◆ **What the task asks**
Leaving out the pictures, transcribe all of the records faithfully.

┏━━

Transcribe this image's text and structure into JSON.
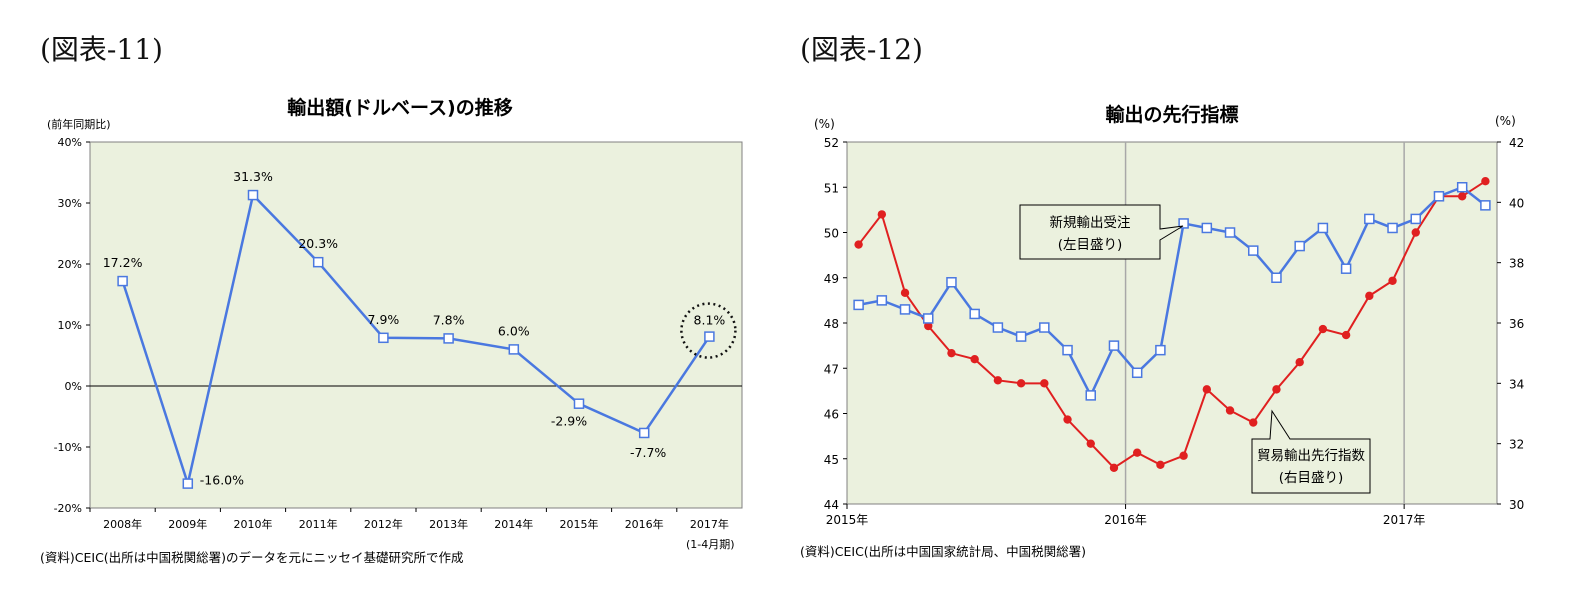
{
  "figures": {
    "fig11": {
      "label": "(図表-11)"
    },
    "fig12": {
      "label": "(図表-12)"
    }
  },
  "chart_data": [
    {
      "type": "line",
      "title": "輸出額(ドルベース)の推移",
      "ylabel": "(前年同期比)",
      "ylim": [
        -20,
        40
      ],
      "yticks": [
        "40%",
        "30%",
        "20%",
        "10%",
        "0%",
        "-10%",
        "-20%"
      ],
      "ytick_values": [
        40,
        30,
        20,
        10,
        0,
        -10,
        -20
      ],
      "categories": [
        "2008年",
        "2009年",
        "2010年",
        "2011年",
        "2012年",
        "2013年",
        "2014年",
        "2015年",
        "2016年",
        "2017年"
      ],
      "last_category_note": "(1-4月期)",
      "values": [
        17.2,
        -16.0,
        31.3,
        20.3,
        7.9,
        7.8,
        6.0,
        -2.9,
        -7.7,
        8.1
      ],
      "data_labels": [
        "17.2%",
        "-16.0%",
        "31.3%",
        "20.3%",
        "7.9%",
        "7.8%",
        "6.0%",
        "-2.9%",
        "-7.7%",
        "8.1%"
      ],
      "highlight_index": 9,
      "line_color": "#4a78e0",
      "plot_bg": "#ebf1de",
      "source": "(資料)CEIC(出所は中国税関総署)のデータを元にニッセイ基礎研究所で作成"
    },
    {
      "type": "line",
      "title": "輸出の先行指標",
      "left_unit": "(%)",
      "right_unit": "(%)",
      "ylim_left": [
        44,
        52
      ],
      "ylim_right": [
        30,
        42
      ],
      "left_ticks": [
        "52",
        "51",
        "50",
        "49",
        "48",
        "47",
        "46",
        "45",
        "44"
      ],
      "left_tick_values": [
        52,
        51,
        50,
        49,
        48,
        47,
        46,
        45,
        44
      ],
      "right_ticks": [
        "42",
        "40",
        "38",
        "36",
        "34",
        "32",
        "30"
      ],
      "right_tick_values": [
        42,
        40,
        38,
        36,
        34,
        32,
        30
      ],
      "x_labels": [
        "2015年",
        "2016年",
        "2017年"
      ],
      "x_label_months": [
        0,
        12,
        24
      ],
      "month_count": 28,
      "series": [
        {
          "name": "新規輸出受注",
          "axis": "left",
          "color": "#4a78e0",
          "marker": "square",
          "values": [
            48.4,
            48.5,
            48.3,
            48.1,
            48.9,
            48.2,
            47.9,
            47.7,
            47.9,
            47.4,
            46.4,
            47.5,
            46.9,
            47.4,
            50.2,
            50.1,
            50.0,
            49.6,
            49.0,
            49.7,
            50.1,
            49.2,
            50.3,
            50.1,
            50.3,
            50.8,
            51.0,
            50.6
          ]
        },
        {
          "name": "貿易輸出先行指数",
          "axis": "right",
          "color": "#e02020",
          "marker": "circle",
          "values": [
            38.6,
            39.6,
            37.0,
            35.9,
            35.0,
            34.8,
            34.1,
            34.0,
            34.0,
            32.8,
            32.0,
            31.2,
            31.7,
            31.3,
            31.6,
            33.8,
            33.1,
            32.7,
            33.8,
            34.7,
            35.8,
            35.6,
            36.9,
            37.4,
            39.0,
            40.2,
            40.2,
            40.7
          ]
        }
      ],
      "callout_orders": {
        "line1": "新規輸出受注",
        "line2": "(左目盛り)"
      },
      "callout_index": {
        "line1": "貿易輸出先行指数",
        "line2": "(右目盛り)"
      },
      "plot_bg": "#ebf1de",
      "source": "(資料)CEIC(出所は中国国家統計局、中国税関総署)"
    }
  ]
}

┗━━

◆ **Reply to the exercise**
Transcribe this image's text and structure into JSON.
{
  "figures": {
    "fig11": {
      "label": "(図表-11)"
    },
    "fig12": {
      "label": "(図表-12)"
    }
  },
  "chart_data": [
    {
      "type": "line",
      "title": "輸出額(ドルベース)の推移",
      "ylabel": "(前年同期比)",
      "ylim": [
        -20,
        40
      ],
      "yticks": [
        "40%",
        "30%",
        "20%",
        "10%",
        "0%",
        "-10%",
        "-20%"
      ],
      "ytick_values": [
        40,
        30,
        20,
        10,
        0,
        -10,
        -20
      ],
      "categories": [
        "2008年",
        "2009年",
        "2010年",
        "2011年",
        "2012年",
        "2013年",
        "2014年",
        "2015年",
        "2016年",
        "2017年"
      ],
      "last_category_note": "(1-4月期)",
      "values": [
        17.2,
        -16.0,
        31.3,
        20.3,
        7.9,
        7.8,
        6.0,
        -2.9,
        -7.7,
        8.1
      ],
      "data_labels": [
        "17.2%",
        "-16.0%",
        "31.3%",
        "20.3%",
        "7.9%",
        "7.8%",
        "6.0%",
        "-2.9%",
        "-7.7%",
        "8.1%"
      ],
      "highlight_index": 9,
      "line_color": "#4a78e0",
      "plot_bg": "#ebf1de",
      "source": "(資料)CEIC(出所は中国税関総署)のデータを元にニッセイ基礎研究所で作成"
    },
    {
      "type": "line",
      "title": "輸出の先行指標",
      "left_unit": "(%)",
      "right_unit": "(%)",
      "ylim_left": [
        44,
        52
      ],
      "ylim_right": [
        30,
        42
      ],
      "left_ticks": [
        "52",
        "51",
        "50",
        "49",
        "48",
        "47",
        "46",
        "45",
        "44"
      ],
      "left_tick_values": [
        52,
        51,
        50,
        49,
        48,
        47,
        46,
        45,
        44
      ],
      "right_ticks": [
        "42",
        "40",
        "38",
        "36",
        "34",
        "32",
        "30"
      ],
      "right_tick_values": [
        42,
        40,
        38,
        36,
        34,
        32,
        30
      ],
      "x_labels": [
        "2015年",
        "2016年",
        "2017年"
      ],
      "x_label_months": [
        0,
        12,
        24
      ],
      "month_count": 28,
      "series": [
        {
          "name": "新規輸出受注",
          "axis": "left",
          "color": "#4a78e0",
          "marker": "square",
          "values": [
            48.4,
            48.5,
            48.3,
            48.1,
            48.9,
            48.2,
            47.9,
            47.7,
            47.9,
            47.4,
            46.4,
            47.5,
            46.9,
            47.4,
            50.2,
            50.1,
            50.0,
            49.6,
            49.0,
            49.7,
            50.1,
            49.2,
            50.3,
            50.1,
            50.3,
            50.8,
            51.0,
            50.6
          ]
        },
        {
          "name": "貿易輸出先行指数",
          "axis": "right",
          "color": "#e02020",
          "marker": "circle",
          "values": [
            38.6,
            39.6,
            37.0,
            35.9,
            35.0,
            34.8,
            34.1,
            34.0,
            34.0,
            32.8,
            32.0,
            31.2,
            31.7,
            31.3,
            31.6,
            33.8,
            33.1,
            32.7,
            33.8,
            34.7,
            35.8,
            35.6,
            36.9,
            37.4,
            39.0,
            40.2,
            40.2,
            40.7
          ]
        }
      ],
      "callout_orders": {
        "line1": "新規輸出受注",
        "line2": "(左目盛り)"
      },
      "callout_index": {
        "line1": "貿易輸出先行指数",
        "line2": "(右目盛り)"
      },
      "plot_bg": "#ebf1de",
      "source": "(資料)CEIC(出所は中国国家統計局、中国税関総署)"
    }
  ]
}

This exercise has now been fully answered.